Written exercise — Write out each line in which the string "Súhlas" is present.

··· Supplied information

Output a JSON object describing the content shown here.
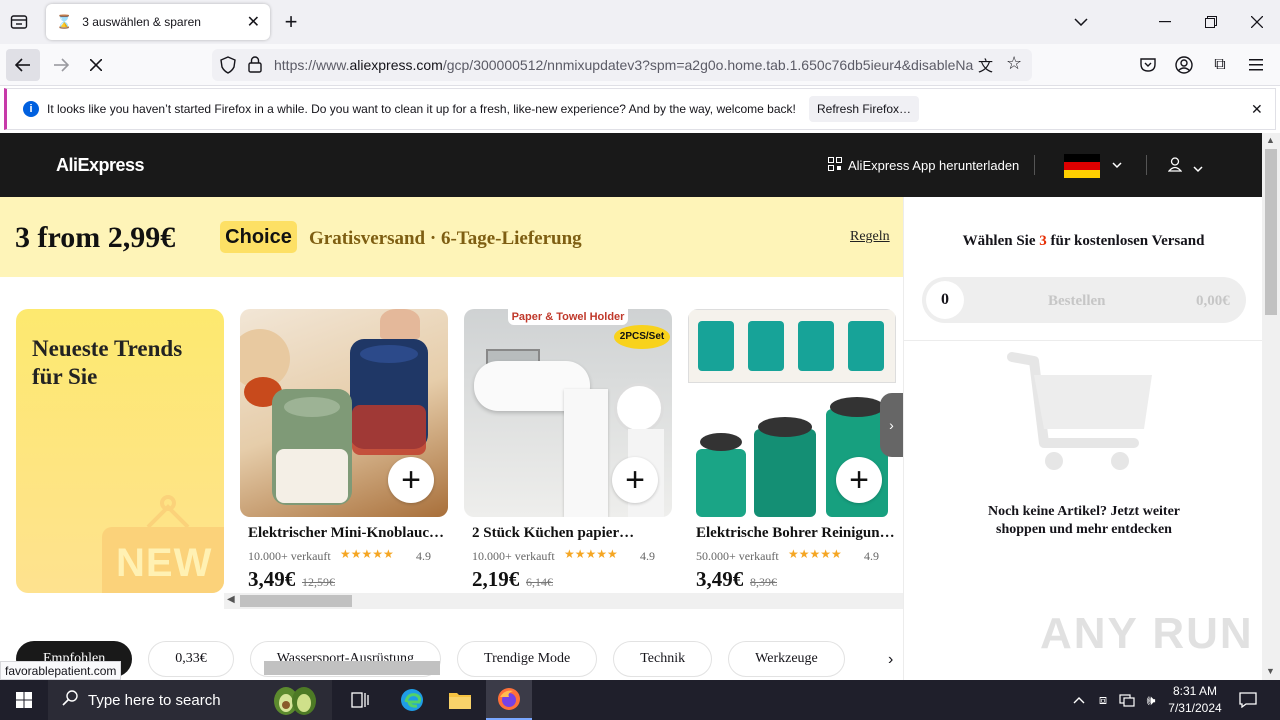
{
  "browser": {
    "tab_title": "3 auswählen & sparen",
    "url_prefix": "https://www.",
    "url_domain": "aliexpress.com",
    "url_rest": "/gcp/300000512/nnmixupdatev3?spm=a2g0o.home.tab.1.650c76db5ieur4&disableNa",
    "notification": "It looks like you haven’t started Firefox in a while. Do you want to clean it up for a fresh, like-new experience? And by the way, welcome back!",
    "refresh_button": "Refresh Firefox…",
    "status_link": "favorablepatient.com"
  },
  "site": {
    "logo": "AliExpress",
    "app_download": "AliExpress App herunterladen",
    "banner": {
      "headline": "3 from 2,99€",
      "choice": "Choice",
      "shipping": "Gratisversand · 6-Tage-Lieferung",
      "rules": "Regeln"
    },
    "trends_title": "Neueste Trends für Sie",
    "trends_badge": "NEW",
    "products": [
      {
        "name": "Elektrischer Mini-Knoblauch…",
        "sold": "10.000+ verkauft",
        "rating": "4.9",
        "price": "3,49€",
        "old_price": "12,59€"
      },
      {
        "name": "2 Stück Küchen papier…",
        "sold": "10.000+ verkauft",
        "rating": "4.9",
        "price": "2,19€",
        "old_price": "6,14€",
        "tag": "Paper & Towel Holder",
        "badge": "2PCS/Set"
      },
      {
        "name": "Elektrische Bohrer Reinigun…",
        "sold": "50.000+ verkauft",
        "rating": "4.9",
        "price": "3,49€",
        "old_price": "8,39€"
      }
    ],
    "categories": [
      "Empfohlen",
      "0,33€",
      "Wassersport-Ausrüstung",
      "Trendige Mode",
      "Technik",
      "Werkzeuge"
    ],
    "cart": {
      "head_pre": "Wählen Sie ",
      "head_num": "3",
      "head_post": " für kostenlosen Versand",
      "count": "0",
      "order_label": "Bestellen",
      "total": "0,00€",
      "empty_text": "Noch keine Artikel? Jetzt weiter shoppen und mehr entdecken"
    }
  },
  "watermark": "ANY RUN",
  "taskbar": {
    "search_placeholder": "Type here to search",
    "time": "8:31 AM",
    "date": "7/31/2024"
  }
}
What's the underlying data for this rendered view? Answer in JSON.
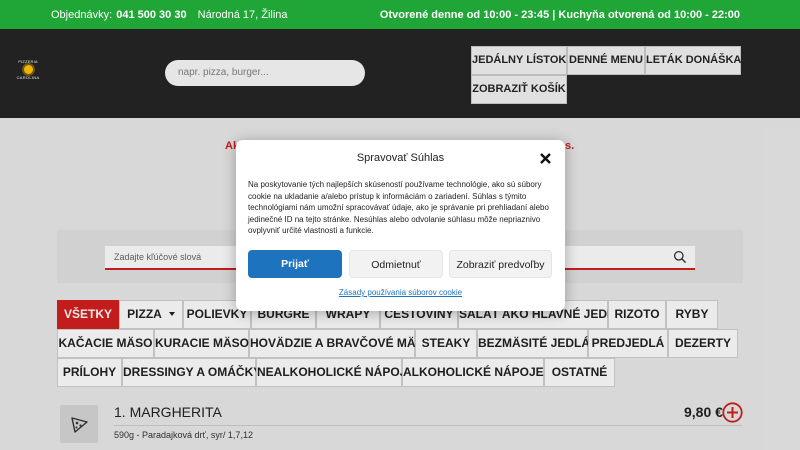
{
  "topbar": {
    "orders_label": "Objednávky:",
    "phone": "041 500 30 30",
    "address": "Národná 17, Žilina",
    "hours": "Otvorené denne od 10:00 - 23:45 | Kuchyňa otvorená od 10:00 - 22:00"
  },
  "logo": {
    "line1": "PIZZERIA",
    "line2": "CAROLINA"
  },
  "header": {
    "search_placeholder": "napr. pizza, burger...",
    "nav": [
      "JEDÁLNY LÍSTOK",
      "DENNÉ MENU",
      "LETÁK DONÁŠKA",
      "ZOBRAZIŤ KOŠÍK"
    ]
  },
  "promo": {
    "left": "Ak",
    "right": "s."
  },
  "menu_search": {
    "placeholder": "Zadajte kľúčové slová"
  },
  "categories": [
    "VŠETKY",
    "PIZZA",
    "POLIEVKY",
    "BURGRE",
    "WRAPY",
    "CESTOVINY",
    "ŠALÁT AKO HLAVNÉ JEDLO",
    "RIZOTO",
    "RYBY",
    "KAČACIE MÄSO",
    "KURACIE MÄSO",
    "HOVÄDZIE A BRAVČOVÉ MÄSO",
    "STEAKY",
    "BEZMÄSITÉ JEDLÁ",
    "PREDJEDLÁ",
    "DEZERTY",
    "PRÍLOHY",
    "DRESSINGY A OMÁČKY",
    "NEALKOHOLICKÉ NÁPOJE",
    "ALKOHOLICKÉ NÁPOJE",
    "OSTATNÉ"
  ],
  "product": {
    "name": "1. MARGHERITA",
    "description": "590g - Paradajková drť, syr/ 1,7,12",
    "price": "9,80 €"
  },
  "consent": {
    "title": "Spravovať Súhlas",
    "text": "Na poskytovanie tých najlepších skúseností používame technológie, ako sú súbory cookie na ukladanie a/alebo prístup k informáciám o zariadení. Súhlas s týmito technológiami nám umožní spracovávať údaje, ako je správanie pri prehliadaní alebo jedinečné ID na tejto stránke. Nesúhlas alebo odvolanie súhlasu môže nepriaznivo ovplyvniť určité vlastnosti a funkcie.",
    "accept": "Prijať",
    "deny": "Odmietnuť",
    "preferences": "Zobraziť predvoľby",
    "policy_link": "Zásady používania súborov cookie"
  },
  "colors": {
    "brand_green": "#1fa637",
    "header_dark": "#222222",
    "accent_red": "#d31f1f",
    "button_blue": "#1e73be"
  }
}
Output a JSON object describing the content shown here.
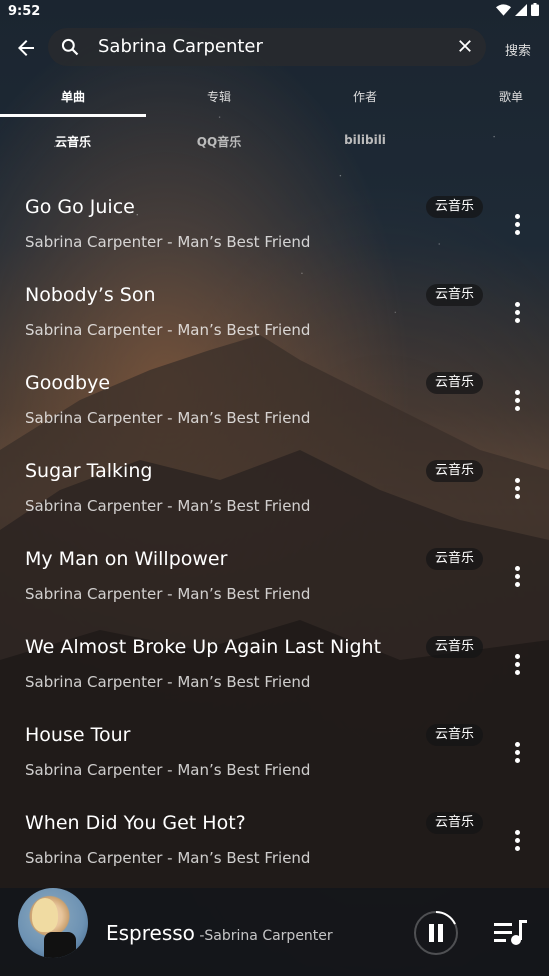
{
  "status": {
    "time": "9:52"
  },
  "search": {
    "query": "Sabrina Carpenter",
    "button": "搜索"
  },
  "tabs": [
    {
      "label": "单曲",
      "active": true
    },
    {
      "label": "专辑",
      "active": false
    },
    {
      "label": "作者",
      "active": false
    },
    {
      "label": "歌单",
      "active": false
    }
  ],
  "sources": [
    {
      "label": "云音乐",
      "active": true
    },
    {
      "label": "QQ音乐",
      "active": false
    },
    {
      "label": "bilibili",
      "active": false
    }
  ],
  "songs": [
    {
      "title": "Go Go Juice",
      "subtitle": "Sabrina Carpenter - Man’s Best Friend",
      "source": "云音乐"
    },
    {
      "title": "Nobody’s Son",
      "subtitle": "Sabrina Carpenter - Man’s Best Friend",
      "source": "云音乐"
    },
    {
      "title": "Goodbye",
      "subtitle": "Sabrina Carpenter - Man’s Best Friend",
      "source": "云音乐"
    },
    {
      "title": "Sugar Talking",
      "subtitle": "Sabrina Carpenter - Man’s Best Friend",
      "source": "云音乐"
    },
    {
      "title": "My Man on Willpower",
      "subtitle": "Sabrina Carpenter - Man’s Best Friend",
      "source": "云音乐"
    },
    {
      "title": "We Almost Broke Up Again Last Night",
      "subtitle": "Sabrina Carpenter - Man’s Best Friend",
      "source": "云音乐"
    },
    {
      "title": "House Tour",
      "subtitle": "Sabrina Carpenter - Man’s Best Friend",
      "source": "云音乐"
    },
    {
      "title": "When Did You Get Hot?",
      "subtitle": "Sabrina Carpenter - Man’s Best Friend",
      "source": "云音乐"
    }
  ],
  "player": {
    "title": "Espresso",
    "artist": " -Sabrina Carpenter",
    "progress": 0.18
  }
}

······

Task response —
    "title": "Spravovať Súhlas",
    "text": "Na poskytovanie tých najlepších skúseností používame technológie, ako sú súbory cookie na ukladanie a/alebo prístup k informáciám o zariadení. Súhlas s týmito technológiami nám umožní spracovávať údaje, ako je správanie pri prehliadaní alebo jedinečné ID na tejto stránke. Nesúhlas alebo odvolanie súhlasu môže nepriaznivo ovplyvniť určité vlastnosti a funkcie.",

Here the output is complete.